YOUR TASK:
The listing below is to be output in its exact form.

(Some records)

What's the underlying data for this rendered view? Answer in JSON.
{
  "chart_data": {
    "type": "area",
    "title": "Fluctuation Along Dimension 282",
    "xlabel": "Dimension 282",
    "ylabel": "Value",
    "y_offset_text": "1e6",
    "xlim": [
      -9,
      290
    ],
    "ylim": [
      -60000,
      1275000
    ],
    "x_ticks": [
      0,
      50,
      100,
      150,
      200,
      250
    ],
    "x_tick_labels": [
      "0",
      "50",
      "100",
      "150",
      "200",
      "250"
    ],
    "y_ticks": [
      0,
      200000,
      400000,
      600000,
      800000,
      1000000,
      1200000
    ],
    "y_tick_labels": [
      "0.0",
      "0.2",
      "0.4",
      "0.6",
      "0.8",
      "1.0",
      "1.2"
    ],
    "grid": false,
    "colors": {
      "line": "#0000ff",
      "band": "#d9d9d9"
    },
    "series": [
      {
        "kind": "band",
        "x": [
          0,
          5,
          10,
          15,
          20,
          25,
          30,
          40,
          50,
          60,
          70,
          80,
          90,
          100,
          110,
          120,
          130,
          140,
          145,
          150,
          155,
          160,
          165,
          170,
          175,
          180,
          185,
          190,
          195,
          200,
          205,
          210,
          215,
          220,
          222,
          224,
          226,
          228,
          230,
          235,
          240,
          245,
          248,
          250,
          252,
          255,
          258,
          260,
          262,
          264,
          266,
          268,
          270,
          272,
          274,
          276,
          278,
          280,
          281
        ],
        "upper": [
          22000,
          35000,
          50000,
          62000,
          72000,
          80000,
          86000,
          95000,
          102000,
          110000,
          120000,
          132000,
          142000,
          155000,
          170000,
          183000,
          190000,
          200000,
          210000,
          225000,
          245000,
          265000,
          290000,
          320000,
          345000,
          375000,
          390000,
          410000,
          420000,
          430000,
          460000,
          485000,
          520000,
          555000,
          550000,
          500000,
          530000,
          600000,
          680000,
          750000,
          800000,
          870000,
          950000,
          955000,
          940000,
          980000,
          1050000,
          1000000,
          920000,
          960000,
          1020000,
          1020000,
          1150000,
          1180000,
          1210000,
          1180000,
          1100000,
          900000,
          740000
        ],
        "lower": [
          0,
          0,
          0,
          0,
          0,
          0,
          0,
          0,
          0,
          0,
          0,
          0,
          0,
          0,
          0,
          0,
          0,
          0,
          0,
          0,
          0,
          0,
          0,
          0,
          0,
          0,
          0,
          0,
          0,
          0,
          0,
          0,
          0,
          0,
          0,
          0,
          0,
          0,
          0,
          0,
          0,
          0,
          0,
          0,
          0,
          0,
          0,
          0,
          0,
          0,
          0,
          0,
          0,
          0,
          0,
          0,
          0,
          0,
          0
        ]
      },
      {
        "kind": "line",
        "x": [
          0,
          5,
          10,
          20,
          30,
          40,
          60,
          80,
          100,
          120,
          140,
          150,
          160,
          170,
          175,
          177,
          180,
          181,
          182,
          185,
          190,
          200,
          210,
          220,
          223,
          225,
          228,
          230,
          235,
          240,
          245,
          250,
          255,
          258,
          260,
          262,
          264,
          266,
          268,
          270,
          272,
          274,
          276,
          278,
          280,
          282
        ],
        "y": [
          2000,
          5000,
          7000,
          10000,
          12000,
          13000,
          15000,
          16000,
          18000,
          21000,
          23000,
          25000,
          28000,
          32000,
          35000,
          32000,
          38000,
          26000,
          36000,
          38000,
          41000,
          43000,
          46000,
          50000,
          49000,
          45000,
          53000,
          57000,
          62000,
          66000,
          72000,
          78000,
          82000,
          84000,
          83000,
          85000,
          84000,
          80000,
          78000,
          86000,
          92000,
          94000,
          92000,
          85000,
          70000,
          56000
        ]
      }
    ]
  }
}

WRITTEN ANSWER:
What's the underlying data for this rendered view? Answer in JSON.
{
  "chart_data": {
    "type": "area",
    "title": "Fluctuation Along Dimension 282",
    "xlabel": "Dimension 282",
    "ylabel": "Value",
    "y_offset_text": "1e6",
    "xlim": [
      -9,
      290
    ],
    "ylim": [
      -60000,
      1275000
    ],
    "x_ticks": [
      0,
      50,
      100,
      150,
      200,
      250
    ],
    "x_tick_labels": [
      "0",
      "50",
      "100",
      "150",
      "200",
      "250"
    ],
    "y_ticks": [
      0,
      200000,
      400000,
      600000,
      800000,
      1000000,
      1200000
    ],
    "y_tick_labels": [
      "0.0",
      "0.2",
      "0.4",
      "0.6",
      "0.8",
      "1.0",
      "1.2"
    ],
    "grid": false,
    "colors": {
      "line": "#0000ff",
      "band": "#d9d9d9"
    },
    "series": [
      {
        "kind": "band",
        "x": [
          0,
          5,
          10,
          15,
          20,
          25,
          30,
          40,
          50,
          60,
          70,
          80,
          90,
          100,
          110,
          120,
          130,
          140,
          145,
          150,
          155,
          160,
          165,
          170,
          175,
          180,
          185,
          190,
          195,
          200,
          205,
          210,
          215,
          220,
          222,
          224,
          226,
          228,
          230,
          235,
          240,
          245,
          248,
          250,
          252,
          255,
          258,
          260,
          262,
          264,
          266,
          268,
          270,
          272,
          274,
          276,
          278,
          280,
          281
        ],
        "upper": [
          22000,
          35000,
          50000,
          62000,
          72000,
          80000,
          86000,
          95000,
          102000,
          110000,
          120000,
          132000,
          142000,
          155000,
          170000,
          183000,
          190000,
          200000,
          210000,
          225000,
          245000,
          265000,
          290000,
          320000,
          345000,
          375000,
          390000,
          410000,
          420000,
          430000,
          460000,
          485000,
          520000,
          555000,
          550000,
          500000,
          530000,
          600000,
          680000,
          750000,
          800000,
          870000,
          950000,
          955000,
          940000,
          980000,
          1050000,
          1000000,
          920000,
          960000,
          1020000,
          1020000,
          1150000,
          1180000,
          1210000,
          1180000,
          1100000,
          900000,
          740000
        ],
        "lower": [
          0,
          0,
          0,
          0,
          0,
          0,
          0,
          0,
          0,
          0,
          0,
          0,
          0,
          0,
          0,
          0,
          0,
          0,
          0,
          0,
          0,
          0,
          0,
          0,
          0,
          0,
          0,
          0,
          0,
          0,
          0,
          0,
          0,
          0,
          0,
          0,
          0,
          0,
          0,
          0,
          0,
          0,
          0,
          0,
          0,
          0,
          0,
          0,
          0,
          0,
          0,
          0,
          0,
          0,
          0,
          0,
          0,
          0,
          0
        ]
      },
      {
        "kind": "line",
        "x": [
          0,
          5,
          10,
          20,
          30,
          40,
          60,
          80,
          100,
          120,
          140,
          150,
          160,
          170,
          175,
          177,
          180,
          181,
          182,
          185,
          190,
          200,
          210,
          220,
          223,
          225,
          228,
          230,
          235,
          240,
          245,
          250,
          255,
          258,
          260,
          262,
          264,
          266,
          268,
          270,
          272,
          274,
          276,
          278,
          280,
          282
        ],
        "y": [
          2000,
          5000,
          7000,
          10000,
          12000,
          13000,
          15000,
          16000,
          18000,
          21000,
          23000,
          25000,
          28000,
          32000,
          35000,
          32000,
          38000,
          26000,
          36000,
          38000,
          41000,
          43000,
          46000,
          50000,
          49000,
          45000,
          53000,
          57000,
          62000,
          66000,
          72000,
          78000,
          82000,
          84000,
          83000,
          85000,
          84000,
          80000,
          78000,
          86000,
          92000,
          94000,
          92000,
          85000,
          70000,
          56000
        ]
      }
    ]
  }
}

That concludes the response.